-- Begin --

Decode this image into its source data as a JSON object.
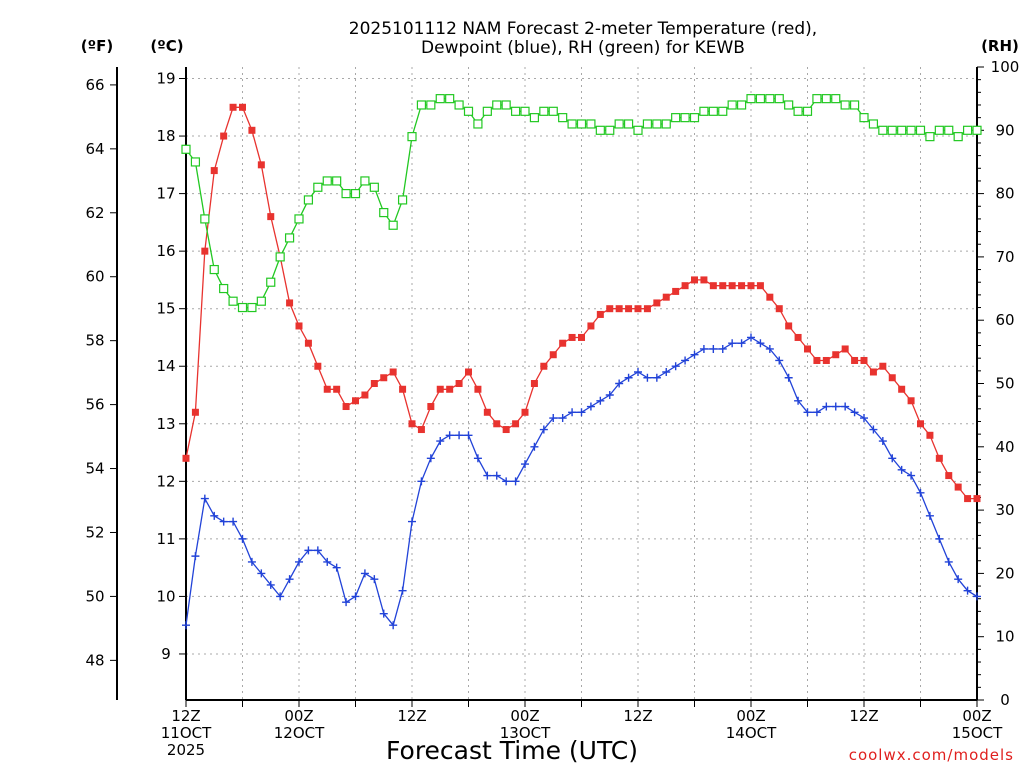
{
  "chart_data": {
    "type": "line",
    "title_line1": "2025101112 NAM Forecast 2-meter Temperature (red),",
    "title_line2": "Dewpoint (blue), RH (green) for KEWB",
    "xlabel": "Forecast Time (UTC)",
    "x_range_hours": [
      0,
      84
    ],
    "x_ticks": [
      {
        "hour": 0,
        "lines": [
          "12Z",
          "11OCT",
          "2025"
        ]
      },
      {
        "hour": 12,
        "lines": [
          "00Z",
          "12OCT"
        ]
      },
      {
        "hour": 24,
        "lines": [
          "12Z"
        ]
      },
      {
        "hour": 36,
        "lines": [
          "00Z",
          "13OCT"
        ]
      },
      {
        "hour": 48,
        "lines": [
          "12Z"
        ]
      },
      {
        "hour": 60,
        "lines": [
          "00Z",
          "14OCT"
        ]
      },
      {
        "hour": 72,
        "lines": [
          "12Z"
        ]
      },
      {
        "hour": 84,
        "lines": [
          "00Z",
          "15OCT"
        ]
      }
    ],
    "y_left_celsius": {
      "label": "(ºC)",
      "range": [
        8.2,
        19.2
      ],
      "ticks": [
        9,
        10,
        11,
        12,
        13,
        14,
        15,
        16,
        17,
        18,
        19
      ]
    },
    "y_left_fahrenheit": {
      "label": "(ºF)",
      "ticks": [
        48,
        50,
        52,
        54,
        56,
        58,
        60,
        62,
        64,
        66
      ]
    },
    "y_right_rh": {
      "label": "(RH)",
      "range": [
        0,
        100
      ],
      "ticks": [
        0,
        10,
        20,
        30,
        40,
        50,
        60,
        70,
        80,
        90,
        100
      ]
    },
    "grid": true,
    "series": [
      {
        "name": "Temperature",
        "color": "#e8332f",
        "marker": "filled-square",
        "axis": "celsius",
        "values": [
          12.4,
          13.2,
          16.0,
          17.4,
          18.0,
          18.5,
          18.5,
          18.1,
          17.5,
          16.6,
          15.9,
          15.1,
          14.7,
          14.4,
          14.0,
          13.6,
          13.6,
          13.3,
          13.4,
          13.5,
          13.7,
          13.8,
          13.9,
          13.6,
          13.0,
          12.9,
          13.3,
          13.6,
          13.6,
          13.7,
          13.9,
          13.6,
          13.2,
          13.0,
          12.9,
          13.0,
          13.2,
          13.7,
          14.0,
          14.2,
          14.4,
          14.5,
          14.5,
          14.7,
          14.9,
          15.0,
          15.0,
          15.0,
          15.0,
          15.0,
          15.1,
          15.2,
          15.3,
          15.4,
          15.5,
          15.5,
          15.4,
          15.4,
          15.4,
          15.4,
          15.4,
          15.4,
          15.2,
          15.0,
          14.7,
          14.5,
          14.3,
          14.1,
          14.1,
          14.2,
          14.3,
          14.1,
          14.1,
          13.9,
          14.0,
          13.8,
          13.6,
          13.4,
          13.0,
          12.8,
          12.4,
          12.1,
          11.9,
          11.7,
          11.7
        ]
      },
      {
        "name": "Dewpoint",
        "color": "#2243d8",
        "marker": "plus",
        "axis": "celsius",
        "values": [
          9.5,
          10.7,
          11.7,
          11.4,
          11.3,
          11.3,
          11.0,
          10.6,
          10.4,
          10.2,
          10.0,
          10.3,
          10.6,
          10.8,
          10.8,
          10.6,
          10.5,
          9.9,
          10.0,
          10.4,
          10.3,
          9.7,
          9.5,
          10.1,
          11.3,
          12.0,
          12.4,
          12.7,
          12.8,
          12.8,
          12.8,
          12.4,
          12.1,
          12.1,
          12.0,
          12.0,
          12.3,
          12.6,
          12.9,
          13.1,
          13.1,
          13.2,
          13.2,
          13.3,
          13.4,
          13.5,
          13.7,
          13.8,
          13.9,
          13.8,
          13.8,
          13.9,
          14.0,
          14.1,
          14.2,
          14.3,
          14.3,
          14.3,
          14.4,
          14.4,
          14.5,
          14.4,
          14.3,
          14.1,
          13.8,
          13.4,
          13.2,
          13.2,
          13.3,
          13.3,
          13.3,
          13.2,
          13.1,
          12.9,
          12.7,
          12.4,
          12.2,
          12.1,
          11.8,
          11.4,
          11.0,
          10.6,
          10.3,
          10.1,
          10.0
        ]
      },
      {
        "name": "RH",
        "color": "#22c822",
        "marker": "open-square",
        "axis": "rh",
        "values": [
          87,
          85,
          76,
          68,
          65,
          63,
          62,
          62,
          63,
          66,
          70,
          73,
          76,
          79,
          81,
          82,
          82,
          80,
          80,
          82,
          81,
          77,
          75,
          79,
          89,
          94,
          94,
          95,
          95,
          94,
          93,
          91,
          93,
          94,
          94,
          93,
          93,
          92,
          93,
          93,
          92,
          91,
          91,
          91,
          90,
          90,
          91,
          91,
          90,
          91,
          91,
          91,
          92,
          92,
          92,
          93,
          93,
          93,
          94,
          94,
          95,
          95,
          95,
          95,
          94,
          93,
          93,
          95,
          95,
          95,
          94,
          94,
          92,
          91,
          90,
          90,
          90,
          90,
          90,
          89,
          90,
          90,
          89,
          90,
          90
        ]
      }
    ]
  },
  "credit": "coolwx.com/models"
}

-- End --

Without including any picture, retype the entries exactly.

Decode this image into its source data as a JSON object.
{
  "chart_data": {
    "type": "line",
    "title_line1": "2025101112 NAM Forecast 2-meter Temperature (red),",
    "title_line2": "Dewpoint (blue), RH (green) for KEWB",
    "xlabel": "Forecast Time (UTC)",
    "x_range_hours": [
      0,
      84
    ],
    "x_ticks": [
      {
        "hour": 0,
        "lines": [
          "12Z",
          "11OCT",
          "2025"
        ]
      },
      {
        "hour": 12,
        "lines": [
          "00Z",
          "12OCT"
        ]
      },
      {
        "hour": 24,
        "lines": [
          "12Z"
        ]
      },
      {
        "hour": 36,
        "lines": [
          "00Z",
          "13OCT"
        ]
      },
      {
        "hour": 48,
        "lines": [
          "12Z"
        ]
      },
      {
        "hour": 60,
        "lines": [
          "00Z",
          "14OCT"
        ]
      },
      {
        "hour": 72,
        "lines": [
          "12Z"
        ]
      },
      {
        "hour": 84,
        "lines": [
          "00Z",
          "15OCT"
        ]
      }
    ],
    "y_left_celsius": {
      "label": "(ºC)",
      "range": [
        8.2,
        19.2
      ],
      "ticks": [
        9,
        10,
        11,
        12,
        13,
        14,
        15,
        16,
        17,
        18,
        19
      ]
    },
    "y_left_fahrenheit": {
      "label": "(ºF)",
      "ticks": [
        48,
        50,
        52,
        54,
        56,
        58,
        60,
        62,
        64,
        66
      ]
    },
    "y_right_rh": {
      "label": "(RH)",
      "range": [
        0,
        100
      ],
      "ticks": [
        0,
        10,
        20,
        30,
        40,
        50,
        60,
        70,
        80,
        90,
        100
      ]
    },
    "grid": true,
    "series": [
      {
        "name": "Temperature",
        "color": "#e8332f",
        "marker": "filled-square",
        "axis": "celsius",
        "values": [
          12.4,
          13.2,
          16.0,
          17.4,
          18.0,
          18.5,
          18.5,
          18.1,
          17.5,
          16.6,
          15.9,
          15.1,
          14.7,
          14.4,
          14.0,
          13.6,
          13.6,
          13.3,
          13.4,
          13.5,
          13.7,
          13.8,
          13.9,
          13.6,
          13.0,
          12.9,
          13.3,
          13.6,
          13.6,
          13.7,
          13.9,
          13.6,
          13.2,
          13.0,
          12.9,
          13.0,
          13.2,
          13.7,
          14.0,
          14.2,
          14.4,
          14.5,
          14.5,
          14.7,
          14.9,
          15.0,
          15.0,
          15.0,
          15.0,
          15.0,
          15.1,
          15.2,
          15.3,
          15.4,
          15.5,
          15.5,
          15.4,
          15.4,
          15.4,
          15.4,
          15.4,
          15.4,
          15.2,
          15.0,
          14.7,
          14.5,
          14.3,
          14.1,
          14.1,
          14.2,
          14.3,
          14.1,
          14.1,
          13.9,
          14.0,
          13.8,
          13.6,
          13.4,
          13.0,
          12.8,
          12.4,
          12.1,
          11.9,
          11.7,
          11.7
        ]
      },
      {
        "name": "Dewpoint",
        "color": "#2243d8",
        "marker": "plus",
        "axis": "celsius",
        "values": [
          9.5,
          10.7,
          11.7,
          11.4,
          11.3,
          11.3,
          11.0,
          10.6,
          10.4,
          10.2,
          10.0,
          10.3,
          10.6,
          10.8,
          10.8,
          10.6,
          10.5,
          9.9,
          10.0,
          10.4,
          10.3,
          9.7,
          9.5,
          10.1,
          11.3,
          12.0,
          12.4,
          12.7,
          12.8,
          12.8,
          12.8,
          12.4,
          12.1,
          12.1,
          12.0,
          12.0,
          12.3,
          12.6,
          12.9,
          13.1,
          13.1,
          13.2,
          13.2,
          13.3,
          13.4,
          13.5,
          13.7,
          13.8,
          13.9,
          13.8,
          13.8,
          13.9,
          14.0,
          14.1,
          14.2,
          14.3,
          14.3,
          14.3,
          14.4,
          14.4,
          14.5,
          14.4,
          14.3,
          14.1,
          13.8,
          13.4,
          13.2,
          13.2,
          13.3,
          13.3,
          13.3,
          13.2,
          13.1,
          12.9,
          12.7,
          12.4,
          12.2,
          12.1,
          11.8,
          11.4,
          11.0,
          10.6,
          10.3,
          10.1,
          10.0
        ]
      },
      {
        "name": "RH",
        "color": "#22c822",
        "marker": "open-square",
        "axis": "rh",
        "values": [
          87,
          85,
          76,
          68,
          65,
          63,
          62,
          62,
          63,
          66,
          70,
          73,
          76,
          79,
          81,
          82,
          82,
          80,
          80,
          82,
          81,
          77,
          75,
          79,
          89,
          94,
          94,
          95,
          95,
          94,
          93,
          91,
          93,
          94,
          94,
          93,
          93,
          92,
          93,
          93,
          92,
          91,
          91,
          91,
          90,
          90,
          91,
          91,
          90,
          91,
          91,
          91,
          92,
          92,
          92,
          93,
          93,
          93,
          94,
          94,
          95,
          95,
          95,
          95,
          94,
          93,
          93,
          95,
          95,
          95,
          94,
          94,
          92,
          91,
          90,
          90,
          90,
          90,
          90,
          89,
          90,
          90,
          89,
          90,
          90
        ]
      }
    ]
  },
  "credit": "coolwx.com/models"
}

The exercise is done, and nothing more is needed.